(AÇÃO NECESSÁRIA): Copie sem alterações, do texto sobre a agressão à freira em Jerusalém, o trecho que começa nas palavras "O contexto de" e para logo depois de "e da região.".

(TRECHO DO TEXTO):
No dia 28 de abril, uma freira francesa de 48 anos foi agredida perto do Túmulo do Rei Davi, no Monte Sião, em Jerusalém. O episódio, que causou choque e indignação, trouxe novamente a atenção para a crescente tensão que a comunidade cristã vive na Terra Santa. O agressor, um homem de 32 anos, foi preso pelas autoridades israelenses após uma breve investigação. A freira, pertencente à congregação das Irmãs de São José da Aparição, sofreu ferimentos leves e recebeu alta hospitalar após algumas horas de observação.
Segundo dados divulgados por organizações locais, nos últimos doze meses foram registrados 181 ataques contra cristãos em Jerusalém, número que faz refletir sobre a necessidade de maior proteção para os locais de culto e para os fiéis. A agressão à freira foi condenada por diversas autoridades religiosas, incluindo o patriarcado latino de Jerusalém, que pediu uma intervenção decidida para garantir a segurança de todos os peregrinos e residentes cristãos.
O contexto de tensão em Jerusalém
Jerusalém é uma cidade única no mundo, sagrada para judeus, cristãos e muçulmanos. Infelizmente, essa sacralidade é frequentemente ofuscada por tensões políticas e religiosas que resultam em atos de violência. O Monte Sião, lugar simbólico para a fé cristã por estar ligado à memória do rei Davi e da Última Ceia, tem sido palco de diversos episódios de intolerância nos últimos anos. A comunidade cristã, embora minoritária, é parte integrante do tecido social da cidade e da região.

(CONTEÚDO DOS REGISTROS):
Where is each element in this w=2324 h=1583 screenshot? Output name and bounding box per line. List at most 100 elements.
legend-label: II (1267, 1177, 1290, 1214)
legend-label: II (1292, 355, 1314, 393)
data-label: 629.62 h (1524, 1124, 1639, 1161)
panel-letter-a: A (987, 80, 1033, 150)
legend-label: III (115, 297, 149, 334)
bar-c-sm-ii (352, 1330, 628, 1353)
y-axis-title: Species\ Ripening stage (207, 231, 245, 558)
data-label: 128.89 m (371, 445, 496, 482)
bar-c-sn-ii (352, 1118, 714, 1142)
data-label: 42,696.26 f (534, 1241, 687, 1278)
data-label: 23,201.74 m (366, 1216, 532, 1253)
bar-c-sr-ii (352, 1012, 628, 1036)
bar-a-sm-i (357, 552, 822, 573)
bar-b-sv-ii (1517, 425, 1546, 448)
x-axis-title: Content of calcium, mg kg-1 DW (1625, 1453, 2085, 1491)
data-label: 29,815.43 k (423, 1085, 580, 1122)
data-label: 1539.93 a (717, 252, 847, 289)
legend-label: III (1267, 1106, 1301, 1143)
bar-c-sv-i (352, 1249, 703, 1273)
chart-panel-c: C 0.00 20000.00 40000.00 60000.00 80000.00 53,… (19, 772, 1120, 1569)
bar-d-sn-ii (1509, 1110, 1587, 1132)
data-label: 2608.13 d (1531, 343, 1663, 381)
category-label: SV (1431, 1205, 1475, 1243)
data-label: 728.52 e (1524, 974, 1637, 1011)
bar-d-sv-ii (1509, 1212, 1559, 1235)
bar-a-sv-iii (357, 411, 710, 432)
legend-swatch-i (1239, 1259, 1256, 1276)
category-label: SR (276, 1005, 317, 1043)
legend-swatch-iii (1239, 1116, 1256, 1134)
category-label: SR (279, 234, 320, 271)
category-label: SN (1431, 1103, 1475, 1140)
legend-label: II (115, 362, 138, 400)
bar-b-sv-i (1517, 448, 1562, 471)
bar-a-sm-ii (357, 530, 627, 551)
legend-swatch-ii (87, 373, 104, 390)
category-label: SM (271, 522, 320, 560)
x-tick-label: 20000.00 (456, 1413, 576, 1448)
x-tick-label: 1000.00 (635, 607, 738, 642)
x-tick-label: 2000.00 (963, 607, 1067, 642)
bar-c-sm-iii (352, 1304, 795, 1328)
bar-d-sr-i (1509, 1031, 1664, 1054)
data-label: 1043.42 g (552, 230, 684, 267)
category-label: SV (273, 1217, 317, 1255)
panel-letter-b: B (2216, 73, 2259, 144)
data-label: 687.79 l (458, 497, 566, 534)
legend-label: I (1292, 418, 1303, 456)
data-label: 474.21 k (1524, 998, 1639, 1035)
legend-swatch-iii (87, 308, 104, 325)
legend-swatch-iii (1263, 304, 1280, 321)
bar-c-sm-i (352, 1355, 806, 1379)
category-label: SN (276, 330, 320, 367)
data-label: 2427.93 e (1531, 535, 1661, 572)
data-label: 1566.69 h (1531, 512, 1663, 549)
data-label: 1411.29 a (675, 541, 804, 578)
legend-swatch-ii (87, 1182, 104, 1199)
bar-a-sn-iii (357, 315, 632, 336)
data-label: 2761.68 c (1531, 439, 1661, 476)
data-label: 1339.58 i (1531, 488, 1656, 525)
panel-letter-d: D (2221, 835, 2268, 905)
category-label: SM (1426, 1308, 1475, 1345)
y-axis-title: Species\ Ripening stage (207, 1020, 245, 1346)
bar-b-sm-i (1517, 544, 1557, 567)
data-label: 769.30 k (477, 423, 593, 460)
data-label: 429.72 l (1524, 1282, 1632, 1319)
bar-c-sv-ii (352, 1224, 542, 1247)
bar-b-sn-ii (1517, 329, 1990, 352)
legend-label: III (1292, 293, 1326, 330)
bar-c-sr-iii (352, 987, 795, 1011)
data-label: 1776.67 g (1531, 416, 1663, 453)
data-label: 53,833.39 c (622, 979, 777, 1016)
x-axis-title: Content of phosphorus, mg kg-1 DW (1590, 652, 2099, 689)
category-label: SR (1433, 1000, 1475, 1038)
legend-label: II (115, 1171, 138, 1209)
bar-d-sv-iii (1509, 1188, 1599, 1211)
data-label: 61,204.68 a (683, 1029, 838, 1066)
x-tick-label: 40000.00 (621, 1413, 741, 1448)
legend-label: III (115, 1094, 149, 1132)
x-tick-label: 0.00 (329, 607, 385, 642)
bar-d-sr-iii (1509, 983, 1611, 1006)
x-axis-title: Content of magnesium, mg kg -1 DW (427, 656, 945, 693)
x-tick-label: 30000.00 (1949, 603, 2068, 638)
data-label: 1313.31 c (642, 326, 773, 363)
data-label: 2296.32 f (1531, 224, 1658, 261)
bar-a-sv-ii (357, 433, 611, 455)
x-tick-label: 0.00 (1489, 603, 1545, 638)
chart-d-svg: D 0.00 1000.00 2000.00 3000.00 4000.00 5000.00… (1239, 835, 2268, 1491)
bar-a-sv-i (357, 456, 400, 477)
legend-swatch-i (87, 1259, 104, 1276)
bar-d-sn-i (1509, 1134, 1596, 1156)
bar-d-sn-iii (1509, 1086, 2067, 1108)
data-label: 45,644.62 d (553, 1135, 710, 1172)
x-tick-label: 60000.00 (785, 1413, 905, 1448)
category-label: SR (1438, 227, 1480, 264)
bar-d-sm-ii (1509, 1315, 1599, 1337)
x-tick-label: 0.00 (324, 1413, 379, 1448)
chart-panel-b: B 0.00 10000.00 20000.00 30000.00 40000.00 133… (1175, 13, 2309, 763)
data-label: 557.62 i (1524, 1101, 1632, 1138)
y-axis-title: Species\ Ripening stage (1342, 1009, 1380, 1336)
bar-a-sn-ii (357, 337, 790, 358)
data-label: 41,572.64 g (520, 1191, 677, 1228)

(RESPOSTA ESPERADA):
O contexto de tensão em Jerusalém
Jerusalém é uma cidade única no mundo, sagrada para judeus, cristãos e muçulmanos. Infelizmente, essa sacralidade é frequentemente ofuscada por tensões políticas e religiosas que resultam em atos de violência. O Monte Sião, lugar simbólico para a fé cristã por estar ligado à memória do rei Davi e da Última Ceia, tem sido palco de diversos episódios de intolerância nos últimos anos. A comunidade cristã, embora minoritária, é parte integrante do tecido social da cidade e da região.